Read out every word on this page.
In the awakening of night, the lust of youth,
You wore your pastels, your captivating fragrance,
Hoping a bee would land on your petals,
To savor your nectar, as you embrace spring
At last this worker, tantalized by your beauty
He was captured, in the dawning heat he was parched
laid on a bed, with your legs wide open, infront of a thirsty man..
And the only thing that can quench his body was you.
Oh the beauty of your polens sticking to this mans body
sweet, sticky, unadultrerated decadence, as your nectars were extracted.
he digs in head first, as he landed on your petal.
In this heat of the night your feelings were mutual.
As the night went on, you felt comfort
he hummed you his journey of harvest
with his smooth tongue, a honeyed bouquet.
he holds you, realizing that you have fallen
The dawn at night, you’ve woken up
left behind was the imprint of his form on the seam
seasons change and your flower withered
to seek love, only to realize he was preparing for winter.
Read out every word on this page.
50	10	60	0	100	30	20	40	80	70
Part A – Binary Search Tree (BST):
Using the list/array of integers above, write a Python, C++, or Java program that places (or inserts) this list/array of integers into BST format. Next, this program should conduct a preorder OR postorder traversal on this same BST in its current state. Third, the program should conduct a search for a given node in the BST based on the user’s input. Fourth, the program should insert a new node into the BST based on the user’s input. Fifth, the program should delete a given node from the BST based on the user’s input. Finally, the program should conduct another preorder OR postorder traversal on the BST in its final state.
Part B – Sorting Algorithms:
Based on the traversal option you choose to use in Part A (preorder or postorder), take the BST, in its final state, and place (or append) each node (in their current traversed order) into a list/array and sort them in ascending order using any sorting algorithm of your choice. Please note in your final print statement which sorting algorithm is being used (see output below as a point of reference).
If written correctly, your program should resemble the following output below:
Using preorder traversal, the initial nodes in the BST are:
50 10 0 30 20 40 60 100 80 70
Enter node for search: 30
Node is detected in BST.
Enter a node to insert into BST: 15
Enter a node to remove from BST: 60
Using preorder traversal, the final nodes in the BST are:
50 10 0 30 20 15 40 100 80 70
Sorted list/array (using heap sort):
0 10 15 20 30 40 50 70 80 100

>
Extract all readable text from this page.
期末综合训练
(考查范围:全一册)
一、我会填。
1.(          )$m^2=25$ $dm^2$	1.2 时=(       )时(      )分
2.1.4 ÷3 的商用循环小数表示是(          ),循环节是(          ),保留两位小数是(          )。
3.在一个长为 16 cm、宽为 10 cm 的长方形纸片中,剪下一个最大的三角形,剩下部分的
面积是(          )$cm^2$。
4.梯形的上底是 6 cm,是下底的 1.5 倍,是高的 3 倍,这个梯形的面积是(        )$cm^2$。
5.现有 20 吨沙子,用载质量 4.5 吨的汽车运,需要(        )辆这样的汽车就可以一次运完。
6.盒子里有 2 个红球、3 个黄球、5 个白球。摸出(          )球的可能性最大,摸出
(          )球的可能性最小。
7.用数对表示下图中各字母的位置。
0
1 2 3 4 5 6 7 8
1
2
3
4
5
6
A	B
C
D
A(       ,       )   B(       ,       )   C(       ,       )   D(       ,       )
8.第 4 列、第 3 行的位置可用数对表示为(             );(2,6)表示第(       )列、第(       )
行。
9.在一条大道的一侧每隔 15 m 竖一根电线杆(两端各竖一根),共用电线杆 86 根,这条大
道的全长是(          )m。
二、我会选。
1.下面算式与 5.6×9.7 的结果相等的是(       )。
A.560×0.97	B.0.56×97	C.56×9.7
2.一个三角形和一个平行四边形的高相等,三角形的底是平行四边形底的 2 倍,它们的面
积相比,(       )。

• **Objective**
Copy each record from above without leaving any out.

• **Complete response**
Read out every word on this page.
In the awakening of night, the lust of youth,
You wore your pastels, your captivating fragrance,
Hoping a bee would land on your petals,
To savor your nectar, as you embrace spring
At last this worker, tantalized by your beauty
He was captured, in the dawning heat he was parched
laid on a bed, with your legs wide open, infront of a thirsty man..
And the only thing that can quench his body was you.
Oh the beauty of your polens sticking to this mans body
sweet, sticky, unadultrerated decadence, as your nectars were extracted.
he digs in head first, as he landed on your petal.
In this heat of the night your feelings were mutual.
As the night went on, you felt comfort
he hummed you his journey of harvest
with his smooth tongue, a honeyed bouquet.
he holds you, realizing that you have fallen
The dawn at night, you’ve woken up
left behind was the imprint of his form on the seam
seasons change and your flower withered
to seek love, only to realize he was preparing for winter.
Read out every word on this page.
50	10	60	0	100	30	20	40	80	70
Part A – Binary Search Tree (BST):
Using the list/array of integers above, write a Python, C++, or Java program that places (or inserts) this list/array of integers into BST format. Next, this program should conduct a preorder OR postorder traversal on this same BST in its current state. Third, the program should conduct a search for a given node in the BST based on the user’s input. Fourth, the program should insert a new node into the BST based on the user’s input. Fifth, the program should delete a given node from the BST based on the user’s input. Finally, the program should conduct another preorder OR postorder traversal on the BST in its final state.
Part B – Sorting Algorithms:
Based on the traversal option you choose to use in Part A (preorder or postorder), take the BST, in its final state, and place (or append) each node (in their current traversed order) into a list/array and sort them in ascending order using any sorting algorithm of your choice. Please note in your final print statement which sorting algorithm is being used (see output below as a point of reference).
If written correctly, your program should resemble the following output below:
Using preorder traversal, the initial nodes in the BST are:
50 10 0 30 20 40 60 100 80 70
Enter node for search: 30
Node is detected in BST.
Enter a node to insert into BST: 15
Enter a node to remove from BST: 60
Using preorder traversal, the final nodes in the BST are:
50 10 0 30 20 15 40 100 80 70
Sorted list/array (using heap sort):
0 10 15 20 30 40 50 70 80 100

>
Extract all readable text from this page.
期末综合训练
(考查范围:全一册)
一、我会填。
1.(          )$m^2=25$ $dm^2$	1.2 时=(       )时(      )分
2.1.4 ÷3 的商用循环小数表示是(          ),循环节是(          ),保留两位小数是(          )。
3.在一个长为 16 cm、宽为 10 cm 的长方形纸片中,剪下一个最大的三角形,剩下部分的
面积是(          )$cm^2$。
4.梯形的上底是 6 cm,是下底的 1.5 倍,是高的 3 倍,这个梯形的面积是(        )$cm^2$。
5.现有 20 吨沙子,用载质量 4.5 吨的汽车运,需要(        )辆这样的汽车就可以一次运完。
6.盒子里有 2 个红球、3 个黄球、5 个白球。摸出(          )球的可能性最大,摸出
(          )球的可能性最小。
7.用数对表示下图中各字母的位置。
0
1 2 3 4 5 6 7 8
1
2
3
4
5
6
A	B
C
D
A(       ,       )   B(       ,       )   C(       ,       )   D(       ,       )
8.第 4 列、第 3 行的位置可用数对表示为(             );(2,6)表示第(       )列、第(       )
行。
9.在一条大道的一侧每隔 15 m 竖一根电线杆(两端各竖一根),共用电线杆 86 根,这条大
道的全长是(          )m。
二、我会选。
1.下面算式与 5.6×9.7 的结果相等的是(       )。
A.560×0.97	B.0.56×97	C.56×9.7
2.一个三角形和一个平行四边形的高相等,三角形的底是平行四边形底的 2 倍,它们的面
积相比,(       )。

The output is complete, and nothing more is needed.